Transcribe each record below word for word.

◇ ◇ ◇ ◇

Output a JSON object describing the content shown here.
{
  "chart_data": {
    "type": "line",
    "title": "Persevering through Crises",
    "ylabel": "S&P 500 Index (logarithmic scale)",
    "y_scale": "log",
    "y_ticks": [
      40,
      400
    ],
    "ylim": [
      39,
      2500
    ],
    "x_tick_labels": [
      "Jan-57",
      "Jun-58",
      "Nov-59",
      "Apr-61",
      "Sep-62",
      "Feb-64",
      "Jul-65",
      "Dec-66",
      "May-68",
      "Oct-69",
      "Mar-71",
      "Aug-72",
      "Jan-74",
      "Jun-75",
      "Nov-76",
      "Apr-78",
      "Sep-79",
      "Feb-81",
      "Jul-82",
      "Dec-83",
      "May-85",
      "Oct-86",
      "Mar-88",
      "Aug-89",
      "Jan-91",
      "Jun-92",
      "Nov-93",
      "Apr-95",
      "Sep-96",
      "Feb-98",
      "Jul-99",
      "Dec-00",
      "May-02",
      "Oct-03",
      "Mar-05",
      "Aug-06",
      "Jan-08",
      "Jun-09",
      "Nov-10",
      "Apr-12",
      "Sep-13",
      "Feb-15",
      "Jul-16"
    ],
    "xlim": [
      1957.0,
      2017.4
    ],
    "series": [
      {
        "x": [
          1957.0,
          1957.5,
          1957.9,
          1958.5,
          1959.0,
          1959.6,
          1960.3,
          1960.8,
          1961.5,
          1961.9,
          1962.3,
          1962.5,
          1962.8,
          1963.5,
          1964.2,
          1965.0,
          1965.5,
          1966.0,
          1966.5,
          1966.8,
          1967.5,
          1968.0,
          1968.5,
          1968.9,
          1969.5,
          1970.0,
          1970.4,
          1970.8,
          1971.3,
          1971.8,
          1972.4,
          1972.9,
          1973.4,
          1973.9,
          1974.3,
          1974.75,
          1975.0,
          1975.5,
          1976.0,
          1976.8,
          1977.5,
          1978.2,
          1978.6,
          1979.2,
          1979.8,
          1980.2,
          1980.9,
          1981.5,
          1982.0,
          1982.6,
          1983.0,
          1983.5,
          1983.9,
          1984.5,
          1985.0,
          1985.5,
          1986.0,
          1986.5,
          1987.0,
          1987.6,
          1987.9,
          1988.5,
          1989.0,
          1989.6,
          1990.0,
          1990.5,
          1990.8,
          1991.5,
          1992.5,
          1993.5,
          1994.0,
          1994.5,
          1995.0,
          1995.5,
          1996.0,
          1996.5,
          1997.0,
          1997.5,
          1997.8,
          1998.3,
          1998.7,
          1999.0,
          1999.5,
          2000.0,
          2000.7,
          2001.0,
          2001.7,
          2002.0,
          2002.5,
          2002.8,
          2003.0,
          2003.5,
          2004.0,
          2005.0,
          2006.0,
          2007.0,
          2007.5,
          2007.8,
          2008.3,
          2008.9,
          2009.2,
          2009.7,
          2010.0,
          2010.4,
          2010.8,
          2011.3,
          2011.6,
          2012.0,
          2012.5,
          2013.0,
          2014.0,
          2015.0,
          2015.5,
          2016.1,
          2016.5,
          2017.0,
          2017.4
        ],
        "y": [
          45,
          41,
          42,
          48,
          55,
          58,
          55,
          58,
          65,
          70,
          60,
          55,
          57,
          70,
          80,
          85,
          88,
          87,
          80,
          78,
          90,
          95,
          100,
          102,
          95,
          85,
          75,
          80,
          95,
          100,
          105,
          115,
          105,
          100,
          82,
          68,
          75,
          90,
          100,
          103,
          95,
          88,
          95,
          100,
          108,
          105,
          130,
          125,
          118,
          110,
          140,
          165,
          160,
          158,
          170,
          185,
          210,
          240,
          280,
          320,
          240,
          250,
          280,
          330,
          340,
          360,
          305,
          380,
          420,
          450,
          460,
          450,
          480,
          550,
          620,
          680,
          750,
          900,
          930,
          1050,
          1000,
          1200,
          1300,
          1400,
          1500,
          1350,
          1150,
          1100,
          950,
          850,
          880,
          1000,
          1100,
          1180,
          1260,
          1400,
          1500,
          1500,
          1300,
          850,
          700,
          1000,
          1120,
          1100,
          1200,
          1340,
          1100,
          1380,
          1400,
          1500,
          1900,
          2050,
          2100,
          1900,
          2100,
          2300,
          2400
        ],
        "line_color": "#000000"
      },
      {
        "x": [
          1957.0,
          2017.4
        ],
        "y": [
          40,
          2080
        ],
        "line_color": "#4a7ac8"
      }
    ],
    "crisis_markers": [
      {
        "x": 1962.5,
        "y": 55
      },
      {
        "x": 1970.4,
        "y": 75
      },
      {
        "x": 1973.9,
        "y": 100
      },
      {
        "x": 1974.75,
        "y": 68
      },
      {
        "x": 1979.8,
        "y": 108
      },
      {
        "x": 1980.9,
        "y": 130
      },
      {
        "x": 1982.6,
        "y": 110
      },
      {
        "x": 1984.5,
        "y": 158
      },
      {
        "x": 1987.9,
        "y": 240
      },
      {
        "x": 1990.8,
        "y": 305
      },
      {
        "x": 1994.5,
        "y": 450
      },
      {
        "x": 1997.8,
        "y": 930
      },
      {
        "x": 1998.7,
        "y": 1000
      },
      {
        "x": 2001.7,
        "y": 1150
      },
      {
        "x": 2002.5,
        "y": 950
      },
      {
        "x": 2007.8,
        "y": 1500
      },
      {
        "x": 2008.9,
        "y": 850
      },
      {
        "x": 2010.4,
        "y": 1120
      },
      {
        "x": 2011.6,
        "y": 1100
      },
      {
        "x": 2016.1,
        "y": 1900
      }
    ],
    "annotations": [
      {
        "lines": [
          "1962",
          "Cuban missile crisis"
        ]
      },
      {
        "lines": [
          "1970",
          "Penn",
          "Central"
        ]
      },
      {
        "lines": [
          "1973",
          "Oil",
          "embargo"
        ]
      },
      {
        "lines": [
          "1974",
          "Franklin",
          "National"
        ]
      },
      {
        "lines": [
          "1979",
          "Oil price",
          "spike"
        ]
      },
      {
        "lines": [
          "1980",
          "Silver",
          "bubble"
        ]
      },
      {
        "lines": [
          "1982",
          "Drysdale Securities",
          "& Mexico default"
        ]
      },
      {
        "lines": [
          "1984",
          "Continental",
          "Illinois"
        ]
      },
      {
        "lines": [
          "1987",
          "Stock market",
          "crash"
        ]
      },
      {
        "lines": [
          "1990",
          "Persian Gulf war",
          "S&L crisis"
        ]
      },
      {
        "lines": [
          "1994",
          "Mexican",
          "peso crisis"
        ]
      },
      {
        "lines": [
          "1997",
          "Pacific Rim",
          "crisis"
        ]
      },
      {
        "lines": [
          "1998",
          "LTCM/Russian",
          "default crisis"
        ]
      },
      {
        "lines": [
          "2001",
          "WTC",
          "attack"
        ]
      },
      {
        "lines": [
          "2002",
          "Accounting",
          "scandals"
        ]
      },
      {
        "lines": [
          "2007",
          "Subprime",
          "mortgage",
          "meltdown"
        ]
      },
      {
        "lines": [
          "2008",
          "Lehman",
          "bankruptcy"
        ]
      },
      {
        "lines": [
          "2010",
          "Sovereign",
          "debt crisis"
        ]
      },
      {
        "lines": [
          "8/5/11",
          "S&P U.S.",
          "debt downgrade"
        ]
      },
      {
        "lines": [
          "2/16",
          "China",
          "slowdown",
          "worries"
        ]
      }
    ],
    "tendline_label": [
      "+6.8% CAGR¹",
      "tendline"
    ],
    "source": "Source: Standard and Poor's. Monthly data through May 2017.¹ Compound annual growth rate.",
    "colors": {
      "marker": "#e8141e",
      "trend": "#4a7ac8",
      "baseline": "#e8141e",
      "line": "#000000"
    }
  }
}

◇ ◇ ◇ ◇

» Output for this exercise
Output a JSON object describing the content shown here.
{
  "chart_data": {
    "type": "line",
    "title": "Persevering through Crises",
    "ylabel": "S&P 500 Index (logarithmic scale)",
    "y_scale": "log",
    "y_ticks": [
      40,
      400
    ],
    "ylim": [
      39,
      2500
    ],
    "x_tick_labels": [
      "Jan-57",
      "Jun-58",
      "Nov-59",
      "Apr-61",
      "Sep-62",
      "Feb-64",
      "Jul-65",
      "Dec-66",
      "May-68",
      "Oct-69",
      "Mar-71",
      "Aug-72",
      "Jan-74",
      "Jun-75",
      "Nov-76",
      "Apr-78",
      "Sep-79",
      "Feb-81",
      "Jul-82",
      "Dec-83",
      "May-85",
      "Oct-86",
      "Mar-88",
      "Aug-89",
      "Jan-91",
      "Jun-92",
      "Nov-93",
      "Apr-95",
      "Sep-96",
      "Feb-98",
      "Jul-99",
      "Dec-00",
      "May-02",
      "Oct-03",
      "Mar-05",
      "Aug-06",
      "Jan-08",
      "Jun-09",
      "Nov-10",
      "Apr-12",
      "Sep-13",
      "Feb-15",
      "Jul-16"
    ],
    "xlim": [
      1957.0,
      2017.4
    ],
    "series": [
      {
        "x": [
          1957.0,
          1957.5,
          1957.9,
          1958.5,
          1959.0,
          1959.6,
          1960.3,
          1960.8,
          1961.5,
          1961.9,
          1962.3,
          1962.5,
          1962.8,
          1963.5,
          1964.2,
          1965.0,
          1965.5,
          1966.0,
          1966.5,
          1966.8,
          1967.5,
          1968.0,
          1968.5,
          1968.9,
          1969.5,
          1970.0,
          1970.4,
          1970.8,
          1971.3,
          1971.8,
          1972.4,
          1972.9,
          1973.4,
          1973.9,
          1974.3,
          1974.75,
          1975.0,
          1975.5,
          1976.0,
          1976.8,
          1977.5,
          1978.2,
          1978.6,
          1979.2,
          1979.8,
          1980.2,
          1980.9,
          1981.5,
          1982.0,
          1982.6,
          1983.0,
          1983.5,
          1983.9,
          1984.5,
          1985.0,
          1985.5,
          1986.0,
          1986.5,
          1987.0,
          1987.6,
          1987.9,
          1988.5,
          1989.0,
          1989.6,
          1990.0,
          1990.5,
          1990.8,
          1991.5,
          1992.5,
          1993.5,
          1994.0,
          1994.5,
          1995.0,
          1995.5,
          1996.0,
          1996.5,
          1997.0,
          1997.5,
          1997.8,
          1998.3,
          1998.7,
          1999.0,
          1999.5,
          2000.0,
          2000.7,
          2001.0,
          2001.7,
          2002.0,
          2002.5,
          2002.8,
          2003.0,
          2003.5,
          2004.0,
          2005.0,
          2006.0,
          2007.0,
          2007.5,
          2007.8,
          2008.3,
          2008.9,
          2009.2,
          2009.7,
          2010.0,
          2010.4,
          2010.8,
          2011.3,
          2011.6,
          2012.0,
          2012.5,
          2013.0,
          2014.0,
          2015.0,
          2015.5,
          2016.1,
          2016.5,
          2017.0,
          2017.4
        ],
        "y": [
          45,
          41,
          42,
          48,
          55,
          58,
          55,
          58,
          65,
          70,
          60,
          55,
          57,
          70,
          80,
          85,
          88,
          87,
          80,
          78,
          90,
          95,
          100,
          102,
          95,
          85,
          75,
          80,
          95,
          100,
          105,
          115,
          105,
          100,
          82,
          68,
          75,
          90,
          100,
          103,
          95,
          88,
          95,
          100,
          108,
          105,
          130,
          125,
          118,
          110,
          140,
          165,
          160,
          158,
          170,
          185,
          210,
          240,
          280,
          320,
          240,
          250,
          280,
          330,
          340,
          360,
          305,
          380,
          420,
          450,
          460,
          450,
          480,
          550,
          620,
          680,
          750,
          900,
          930,
          1050,
          1000,
          1200,
          1300,
          1400,
          1500,
          1350,
          1150,
          1100,
          950,
          850,
          880,
          1000,
          1100,
          1180,
          1260,
          1400,
          1500,
          1500,
          1300,
          850,
          700,
          1000,
          1120,
          1100,
          1200,
          1340,
          1100,
          1380,
          1400,
          1500,
          1900,
          2050,
          2100,
          1900,
          2100,
          2300,
          2400
        ],
        "line_color": "#000000"
      },
      {
        "x": [
          1957.0,
          2017.4
        ],
        "y": [
          40,
          2080
        ],
        "line_color": "#4a7ac8"
      }
    ],
    "crisis_markers": [
      {
        "x": 1962.5,
        "y": 55
      },
      {
        "x": 1970.4,
        "y": 75
      },
      {
        "x": 1973.9,
        "y": 100
      },
      {
        "x": 1974.75,
        "y": 68
      },
      {
        "x": 1979.8,
        "y": 108
      },
      {
        "x": 1980.9,
        "y": 130
      },
      {
        "x": 1982.6,
        "y": 110
      },
      {
        "x": 1984.5,
        "y": 158
      },
      {
        "x": 1987.9,
        "y": 240
      },
      {
        "x": 1990.8,
        "y": 305
      },
      {
        "x": 1994.5,
        "y": 450
      },
      {
        "x": 1997.8,
        "y": 930
      },
      {
        "x": 1998.7,
        "y": 1000
      },
      {
        "x": 2001.7,
        "y": 1150
      },
      {
        "x": 2002.5,
        "y": 950
      },
      {
        "x": 2007.8,
        "y": 1500
      },
      {
        "x": 2008.9,
        "y": 850
      },
      {
        "x": 2010.4,
        "y": 1120
      },
      {
        "x": 2011.6,
        "y": 1100
      },
      {
        "x": 2016.1,
        "y": 1900
      }
    ],
    "annotations": [
      {
        "lines": [
          "1962",
          "Cuban missile crisis"
        ]
      },
      {
        "lines": [
          "1970",
          "Penn",
          "Central"
        ]
      },
      {
        "lines": [
          "1973",
          "Oil",
          "embargo"
        ]
      },
      {
        "lines": [
          "1974",
          "Franklin",
          "National"
        ]
      },
      {
        "lines": [
          "1979",
          "Oil price",
          "spike"
        ]
      },
      {
        "lines": [
          "1980",
          "Silver",
          "bubble"
        ]
      },
      {
        "lines": [
          "1982",
          "Drysdale Securities",
          "& Mexico default"
        ]
      },
      {
        "lines": [
          "1984",
          "Continental",
          "Illinois"
        ]
      },
      {
        "lines": [
          "1987",
          "Stock market",
          "crash"
        ]
      },
      {
        "lines": [
          "1990",
          "Persian Gulf war",
          "S&L crisis"
        ]
      },
      {
        "lines": [
          "1994",
          "Mexican",
          "peso crisis"
        ]
      },
      {
        "lines": [
          "1997",
          "Pacific Rim",
          "crisis"
        ]
      },
      {
        "lines": [
          "1998",
          "LTCM/Russian",
          "default crisis"
        ]
      },
      {
        "lines": [
          "2001",
          "WTC",
          "attack"
        ]
      },
      {
        "lines": [
          "2002",
          "Accounting",
          "scandals"
        ]
      },
      {
        "lines": [
          "2007",
          "Subprime",
          "mortgage",
          "meltdown"
        ]
      },
      {
        "lines": [
          "2008",
          "Lehman",
          "bankruptcy"
        ]
      },
      {
        "lines": [
          "2010",
          "Sovereign",
          "debt crisis"
        ]
      },
      {
        "lines": [
          "8/5/11",
          "S&P U.S.",
          "debt downgrade"
        ]
      },
      {
        "lines": [
          "2/16",
          "China",
          "slowdown",
          "worries"
        ]
      }
    ],
    "tendline_label": [
      "+6.8% CAGR¹",
      "tendline"
    ],
    "source": "Source: Standard and Poor's. Monthly data through May 2017.¹ Compound annual growth rate.",
    "colors": {
      "marker": "#e8141e",
      "trend": "#4a7ac8",
      "baseline": "#e8141e",
      "line": "#000000"
    }
  }
}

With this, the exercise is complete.